## Work required
Tally the lines holding the string "name" and reply with that number alone.

(Records from a dataset)
** START **

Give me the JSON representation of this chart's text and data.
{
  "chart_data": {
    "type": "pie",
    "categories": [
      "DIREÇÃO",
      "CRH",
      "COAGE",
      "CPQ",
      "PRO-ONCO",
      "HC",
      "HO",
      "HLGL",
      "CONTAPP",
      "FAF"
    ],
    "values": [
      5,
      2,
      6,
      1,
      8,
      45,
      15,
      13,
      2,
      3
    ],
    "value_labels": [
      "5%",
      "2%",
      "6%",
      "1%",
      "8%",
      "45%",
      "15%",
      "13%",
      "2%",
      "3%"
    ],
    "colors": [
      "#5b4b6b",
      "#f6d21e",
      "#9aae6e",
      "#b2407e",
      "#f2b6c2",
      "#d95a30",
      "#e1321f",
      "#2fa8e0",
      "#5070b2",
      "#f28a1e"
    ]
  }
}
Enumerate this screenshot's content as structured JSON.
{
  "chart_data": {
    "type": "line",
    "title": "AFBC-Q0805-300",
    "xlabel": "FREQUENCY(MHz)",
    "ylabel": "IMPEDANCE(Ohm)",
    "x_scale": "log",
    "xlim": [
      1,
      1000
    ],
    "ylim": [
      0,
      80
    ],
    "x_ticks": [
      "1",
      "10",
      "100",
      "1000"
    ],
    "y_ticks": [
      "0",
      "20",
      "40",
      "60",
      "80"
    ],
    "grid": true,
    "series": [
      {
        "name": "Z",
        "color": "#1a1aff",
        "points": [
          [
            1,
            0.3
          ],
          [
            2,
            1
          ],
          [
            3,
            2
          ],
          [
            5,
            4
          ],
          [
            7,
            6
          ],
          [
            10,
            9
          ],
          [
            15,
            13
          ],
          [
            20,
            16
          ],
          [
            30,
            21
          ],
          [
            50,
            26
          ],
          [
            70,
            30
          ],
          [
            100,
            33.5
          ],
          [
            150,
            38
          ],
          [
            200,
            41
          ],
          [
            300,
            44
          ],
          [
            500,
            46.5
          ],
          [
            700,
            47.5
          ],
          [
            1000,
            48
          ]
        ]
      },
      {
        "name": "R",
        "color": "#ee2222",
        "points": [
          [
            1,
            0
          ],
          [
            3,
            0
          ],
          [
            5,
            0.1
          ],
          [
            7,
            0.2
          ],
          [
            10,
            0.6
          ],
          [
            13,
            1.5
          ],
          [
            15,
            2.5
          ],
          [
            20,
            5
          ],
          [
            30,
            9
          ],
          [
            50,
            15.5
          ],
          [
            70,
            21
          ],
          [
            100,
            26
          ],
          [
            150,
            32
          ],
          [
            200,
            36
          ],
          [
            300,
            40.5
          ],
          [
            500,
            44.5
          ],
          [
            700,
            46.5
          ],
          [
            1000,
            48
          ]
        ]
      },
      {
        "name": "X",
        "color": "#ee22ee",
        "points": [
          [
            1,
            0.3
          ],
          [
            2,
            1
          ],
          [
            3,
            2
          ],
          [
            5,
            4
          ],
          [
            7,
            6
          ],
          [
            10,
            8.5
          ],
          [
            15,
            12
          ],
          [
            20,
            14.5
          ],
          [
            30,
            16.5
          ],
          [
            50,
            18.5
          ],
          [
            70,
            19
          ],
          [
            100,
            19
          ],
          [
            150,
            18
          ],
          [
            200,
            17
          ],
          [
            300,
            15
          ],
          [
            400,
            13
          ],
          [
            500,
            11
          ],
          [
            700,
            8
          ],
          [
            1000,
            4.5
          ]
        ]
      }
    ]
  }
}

** END **
** START **

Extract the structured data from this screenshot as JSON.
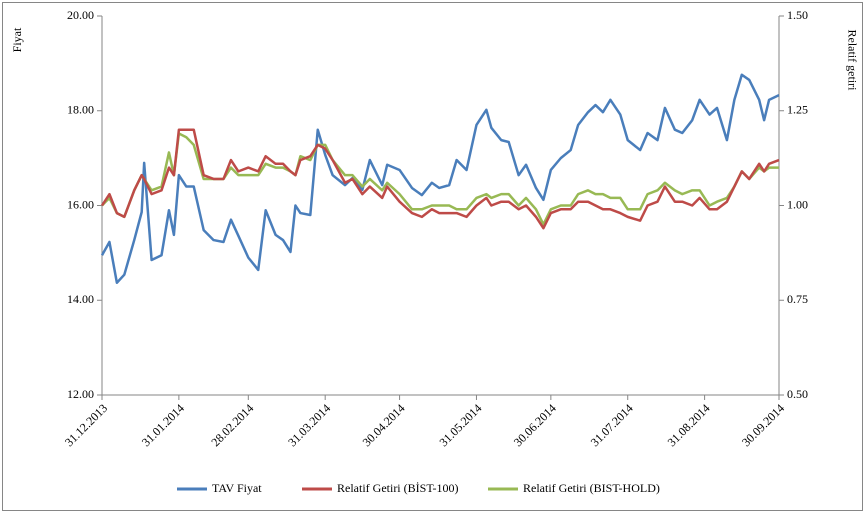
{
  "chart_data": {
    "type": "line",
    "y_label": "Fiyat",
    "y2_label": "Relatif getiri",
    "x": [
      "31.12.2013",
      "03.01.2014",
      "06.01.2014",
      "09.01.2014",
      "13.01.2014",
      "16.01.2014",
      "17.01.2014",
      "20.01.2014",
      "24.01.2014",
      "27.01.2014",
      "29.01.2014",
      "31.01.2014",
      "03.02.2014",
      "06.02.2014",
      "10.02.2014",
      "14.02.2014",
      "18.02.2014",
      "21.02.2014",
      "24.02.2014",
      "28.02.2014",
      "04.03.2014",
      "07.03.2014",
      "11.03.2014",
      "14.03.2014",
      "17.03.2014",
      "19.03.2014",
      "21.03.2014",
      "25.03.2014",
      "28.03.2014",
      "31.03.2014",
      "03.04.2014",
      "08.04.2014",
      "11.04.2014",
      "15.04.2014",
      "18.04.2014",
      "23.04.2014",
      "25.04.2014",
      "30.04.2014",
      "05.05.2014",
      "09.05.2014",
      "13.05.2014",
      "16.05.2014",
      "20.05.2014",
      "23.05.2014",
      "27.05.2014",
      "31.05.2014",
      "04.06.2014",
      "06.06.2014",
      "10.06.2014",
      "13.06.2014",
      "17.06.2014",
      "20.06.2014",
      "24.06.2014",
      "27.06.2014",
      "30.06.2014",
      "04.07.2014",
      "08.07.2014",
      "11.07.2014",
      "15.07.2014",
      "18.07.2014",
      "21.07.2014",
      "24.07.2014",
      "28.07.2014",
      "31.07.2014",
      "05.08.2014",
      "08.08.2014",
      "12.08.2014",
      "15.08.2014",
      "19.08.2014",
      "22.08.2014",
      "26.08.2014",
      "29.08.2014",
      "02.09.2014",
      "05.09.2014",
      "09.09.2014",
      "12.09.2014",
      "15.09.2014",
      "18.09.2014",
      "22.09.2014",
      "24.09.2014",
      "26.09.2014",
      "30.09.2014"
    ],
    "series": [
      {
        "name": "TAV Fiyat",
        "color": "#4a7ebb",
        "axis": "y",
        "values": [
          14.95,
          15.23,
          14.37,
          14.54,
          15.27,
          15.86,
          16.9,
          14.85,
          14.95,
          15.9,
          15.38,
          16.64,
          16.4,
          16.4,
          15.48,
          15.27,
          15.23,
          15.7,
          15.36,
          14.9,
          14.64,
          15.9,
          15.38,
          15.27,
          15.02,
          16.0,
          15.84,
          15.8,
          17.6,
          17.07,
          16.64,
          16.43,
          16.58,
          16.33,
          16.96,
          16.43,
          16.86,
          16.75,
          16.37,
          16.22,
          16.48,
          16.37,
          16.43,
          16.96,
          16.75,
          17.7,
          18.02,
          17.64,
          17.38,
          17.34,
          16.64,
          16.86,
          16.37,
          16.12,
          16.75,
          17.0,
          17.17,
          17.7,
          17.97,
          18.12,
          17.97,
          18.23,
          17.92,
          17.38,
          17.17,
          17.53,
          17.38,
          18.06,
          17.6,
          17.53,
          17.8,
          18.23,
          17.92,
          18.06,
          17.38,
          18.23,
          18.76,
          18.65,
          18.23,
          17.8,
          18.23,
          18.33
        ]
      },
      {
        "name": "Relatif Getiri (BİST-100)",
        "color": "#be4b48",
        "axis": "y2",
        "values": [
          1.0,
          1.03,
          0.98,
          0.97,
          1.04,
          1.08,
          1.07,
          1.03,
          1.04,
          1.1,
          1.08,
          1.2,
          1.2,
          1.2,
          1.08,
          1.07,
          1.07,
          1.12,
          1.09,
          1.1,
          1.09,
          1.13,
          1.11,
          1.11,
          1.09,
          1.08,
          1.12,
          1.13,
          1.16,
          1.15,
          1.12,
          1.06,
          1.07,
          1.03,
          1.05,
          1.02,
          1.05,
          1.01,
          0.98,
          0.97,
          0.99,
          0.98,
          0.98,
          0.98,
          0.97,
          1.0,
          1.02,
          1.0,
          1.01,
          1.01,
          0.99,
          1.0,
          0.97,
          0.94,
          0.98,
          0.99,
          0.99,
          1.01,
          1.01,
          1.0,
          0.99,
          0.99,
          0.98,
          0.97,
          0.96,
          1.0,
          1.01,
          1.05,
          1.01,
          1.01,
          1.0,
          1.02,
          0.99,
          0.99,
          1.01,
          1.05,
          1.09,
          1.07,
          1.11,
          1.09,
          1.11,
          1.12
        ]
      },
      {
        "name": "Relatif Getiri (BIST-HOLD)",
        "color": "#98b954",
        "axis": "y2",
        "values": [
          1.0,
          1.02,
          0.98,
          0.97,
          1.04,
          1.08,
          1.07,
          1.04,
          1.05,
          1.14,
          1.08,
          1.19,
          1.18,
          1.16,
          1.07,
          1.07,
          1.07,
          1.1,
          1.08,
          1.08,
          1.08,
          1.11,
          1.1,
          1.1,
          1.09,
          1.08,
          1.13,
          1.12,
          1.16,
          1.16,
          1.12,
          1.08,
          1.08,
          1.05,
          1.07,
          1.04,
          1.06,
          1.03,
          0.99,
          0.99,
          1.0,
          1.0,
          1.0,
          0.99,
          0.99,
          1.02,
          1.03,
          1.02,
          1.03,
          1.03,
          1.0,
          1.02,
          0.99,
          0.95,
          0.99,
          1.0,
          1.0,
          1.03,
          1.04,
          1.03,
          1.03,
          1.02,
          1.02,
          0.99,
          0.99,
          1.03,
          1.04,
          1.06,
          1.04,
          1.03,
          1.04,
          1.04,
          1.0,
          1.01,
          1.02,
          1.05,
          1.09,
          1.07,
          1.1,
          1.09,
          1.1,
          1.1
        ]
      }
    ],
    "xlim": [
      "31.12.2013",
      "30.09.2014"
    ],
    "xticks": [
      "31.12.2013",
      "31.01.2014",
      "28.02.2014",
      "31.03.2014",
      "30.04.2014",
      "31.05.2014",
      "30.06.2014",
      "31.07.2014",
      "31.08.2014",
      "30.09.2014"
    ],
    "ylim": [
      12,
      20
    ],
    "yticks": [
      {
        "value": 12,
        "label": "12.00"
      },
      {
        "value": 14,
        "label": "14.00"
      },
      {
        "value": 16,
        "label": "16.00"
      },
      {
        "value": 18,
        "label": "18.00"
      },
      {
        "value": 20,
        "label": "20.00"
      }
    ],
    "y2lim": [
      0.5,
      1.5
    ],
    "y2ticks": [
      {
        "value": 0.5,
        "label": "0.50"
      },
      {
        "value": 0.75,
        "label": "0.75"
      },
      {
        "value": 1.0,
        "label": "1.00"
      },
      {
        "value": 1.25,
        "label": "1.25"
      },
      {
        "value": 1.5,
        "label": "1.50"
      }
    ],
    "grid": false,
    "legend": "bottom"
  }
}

** END **

## Written response
6